- **TO BE DONE**:
A. In the cedict package description, rewrite the paragraph that begins "You will need a copy of the CEDict dictionary text file" as a short list of steps, keeping its main facts.
B. According to the cedict package description, why is c.NextEntry() called repeatedly to tokenize the dictionary? Answer in one to three sentences.

Package cedict provides a parser / tokenizer for reading entries from the CC-CEDict Chinese dictionary project.
Assuming you have Go installed, installation is as easy as running:
go get github.com/hermanschaaf/cedict
You will need a copy of the CEDict dictionary text file. You can download CEDict from MDBG.net. Extract the file somewhere you want to use it from, and then follow the usage instructions below.
Tokenizing is done by creating a CEDict
for an io.Reader
r
. It is the
caller's responsibility to ensure that r
provides a CEDict-formatted dictionary.
import "github.com/hermanschaaf/cedict"
...
c := cedict.New(r) // r is an io.Reader to the cedict file
Given a CEDict
called c
, the dictionary is tokenized by repeatedly calling c.NextEntry()
,
which parses until it reaches the next entry, or an error if no more entries are found:
for {
err := c.NextEntry()

- **LISTED RECORDS**:
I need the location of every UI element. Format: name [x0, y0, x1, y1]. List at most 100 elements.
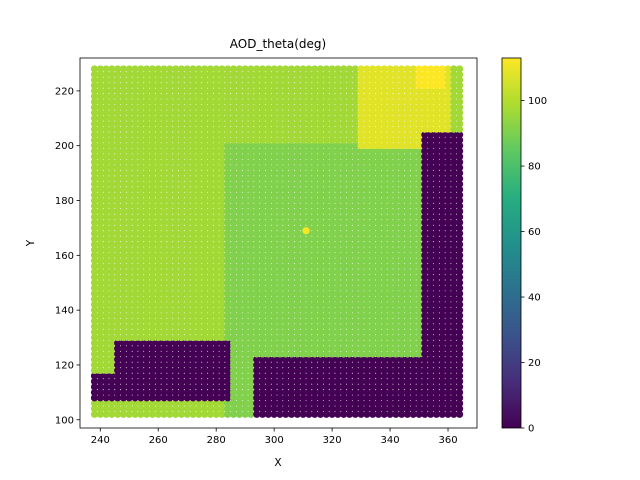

* * *

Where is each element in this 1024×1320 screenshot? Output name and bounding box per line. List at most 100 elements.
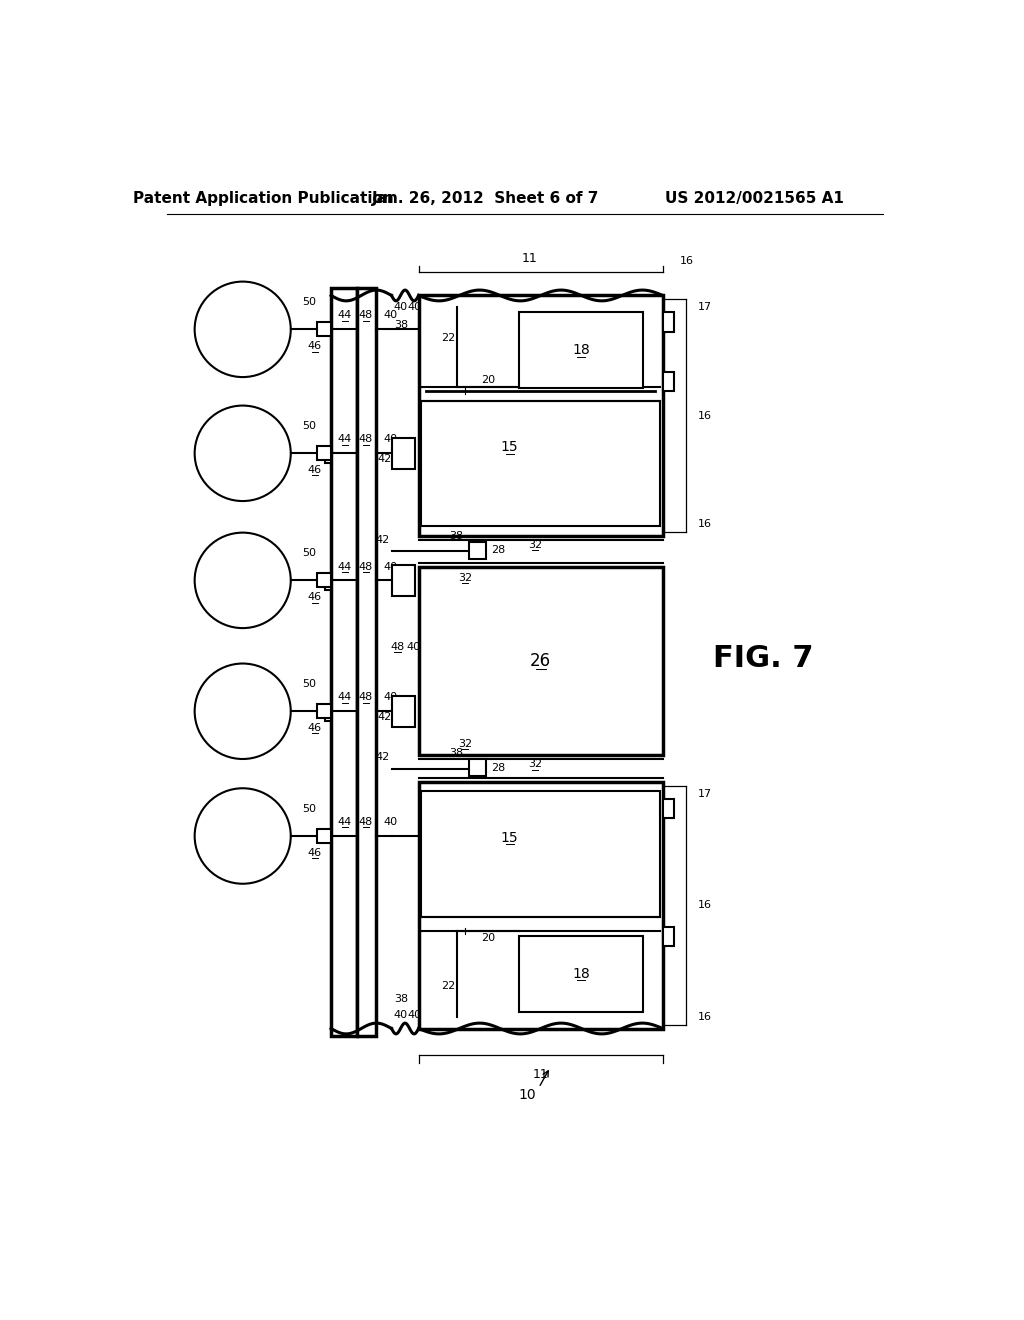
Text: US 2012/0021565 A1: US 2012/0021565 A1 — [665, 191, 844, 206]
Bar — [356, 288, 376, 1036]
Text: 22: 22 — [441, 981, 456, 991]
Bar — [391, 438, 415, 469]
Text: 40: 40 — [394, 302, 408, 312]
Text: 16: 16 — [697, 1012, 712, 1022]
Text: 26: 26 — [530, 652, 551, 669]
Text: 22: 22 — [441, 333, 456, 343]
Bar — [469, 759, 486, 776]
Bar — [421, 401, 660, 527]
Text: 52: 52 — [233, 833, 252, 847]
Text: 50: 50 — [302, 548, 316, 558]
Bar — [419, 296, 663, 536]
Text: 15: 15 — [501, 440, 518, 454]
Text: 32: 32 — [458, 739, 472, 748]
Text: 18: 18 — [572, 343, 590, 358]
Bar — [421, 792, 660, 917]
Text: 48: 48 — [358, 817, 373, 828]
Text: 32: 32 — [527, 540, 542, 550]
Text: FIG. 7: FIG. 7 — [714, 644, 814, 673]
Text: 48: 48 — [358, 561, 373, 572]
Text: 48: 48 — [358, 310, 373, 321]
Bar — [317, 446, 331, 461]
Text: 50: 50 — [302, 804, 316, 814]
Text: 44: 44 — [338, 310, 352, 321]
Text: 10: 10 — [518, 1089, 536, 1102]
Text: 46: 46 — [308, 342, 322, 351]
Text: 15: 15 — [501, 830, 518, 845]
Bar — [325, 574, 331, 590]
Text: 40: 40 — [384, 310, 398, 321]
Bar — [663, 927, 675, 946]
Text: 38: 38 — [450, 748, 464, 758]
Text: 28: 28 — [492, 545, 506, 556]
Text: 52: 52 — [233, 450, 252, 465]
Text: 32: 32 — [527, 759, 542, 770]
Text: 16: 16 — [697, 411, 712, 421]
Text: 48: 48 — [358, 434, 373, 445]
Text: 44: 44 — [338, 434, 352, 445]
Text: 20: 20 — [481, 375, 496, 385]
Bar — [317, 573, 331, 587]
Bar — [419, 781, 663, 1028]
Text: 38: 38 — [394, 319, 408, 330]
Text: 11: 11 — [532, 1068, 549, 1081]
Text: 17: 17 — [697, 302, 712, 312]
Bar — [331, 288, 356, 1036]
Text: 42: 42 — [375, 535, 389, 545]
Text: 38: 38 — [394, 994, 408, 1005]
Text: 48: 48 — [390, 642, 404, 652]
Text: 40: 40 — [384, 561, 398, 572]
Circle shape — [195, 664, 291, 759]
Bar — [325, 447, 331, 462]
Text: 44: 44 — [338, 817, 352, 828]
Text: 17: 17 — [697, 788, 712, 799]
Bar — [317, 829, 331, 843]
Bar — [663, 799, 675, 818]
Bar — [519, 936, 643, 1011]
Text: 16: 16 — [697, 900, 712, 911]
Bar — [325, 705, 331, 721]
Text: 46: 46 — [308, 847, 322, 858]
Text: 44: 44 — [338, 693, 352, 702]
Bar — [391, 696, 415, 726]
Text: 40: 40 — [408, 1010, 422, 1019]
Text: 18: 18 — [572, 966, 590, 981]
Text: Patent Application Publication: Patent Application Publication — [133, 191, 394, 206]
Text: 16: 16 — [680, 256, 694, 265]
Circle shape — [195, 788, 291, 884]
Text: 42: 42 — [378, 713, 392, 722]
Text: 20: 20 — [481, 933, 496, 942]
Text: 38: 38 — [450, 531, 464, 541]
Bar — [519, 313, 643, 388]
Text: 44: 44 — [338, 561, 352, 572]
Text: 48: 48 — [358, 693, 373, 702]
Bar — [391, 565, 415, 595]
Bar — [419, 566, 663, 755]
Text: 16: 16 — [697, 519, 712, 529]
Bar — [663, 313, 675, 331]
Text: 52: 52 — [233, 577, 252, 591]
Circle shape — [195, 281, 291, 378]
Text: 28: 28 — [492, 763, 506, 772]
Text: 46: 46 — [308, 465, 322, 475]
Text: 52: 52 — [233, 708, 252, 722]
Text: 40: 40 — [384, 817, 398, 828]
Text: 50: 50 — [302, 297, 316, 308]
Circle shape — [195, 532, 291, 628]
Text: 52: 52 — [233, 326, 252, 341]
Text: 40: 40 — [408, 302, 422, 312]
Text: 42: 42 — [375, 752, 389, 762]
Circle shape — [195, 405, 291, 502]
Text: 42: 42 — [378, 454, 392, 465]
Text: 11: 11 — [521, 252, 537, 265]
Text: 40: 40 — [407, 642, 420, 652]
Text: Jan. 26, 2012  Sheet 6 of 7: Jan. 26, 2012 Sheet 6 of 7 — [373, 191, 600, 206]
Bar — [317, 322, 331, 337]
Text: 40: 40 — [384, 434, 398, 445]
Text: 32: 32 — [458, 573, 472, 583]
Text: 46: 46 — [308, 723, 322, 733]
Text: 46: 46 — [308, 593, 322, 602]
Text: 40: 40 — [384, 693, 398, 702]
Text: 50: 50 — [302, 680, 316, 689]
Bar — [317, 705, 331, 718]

- **ANSWERS FOR THE EXERCISE**:
A.
- Get a copy of the CEDict dictionary text file. It can be downloaded from MDBG.net.
- Extract the file to the location you want to use it from.
- Follow the usage instructions.

B. Each call to c.NextEntry() parses only until it reaches the next entry. Tokenizing the whole dictionary therefore takes repeated calls, which continue until the method returns an error because no more entries are found.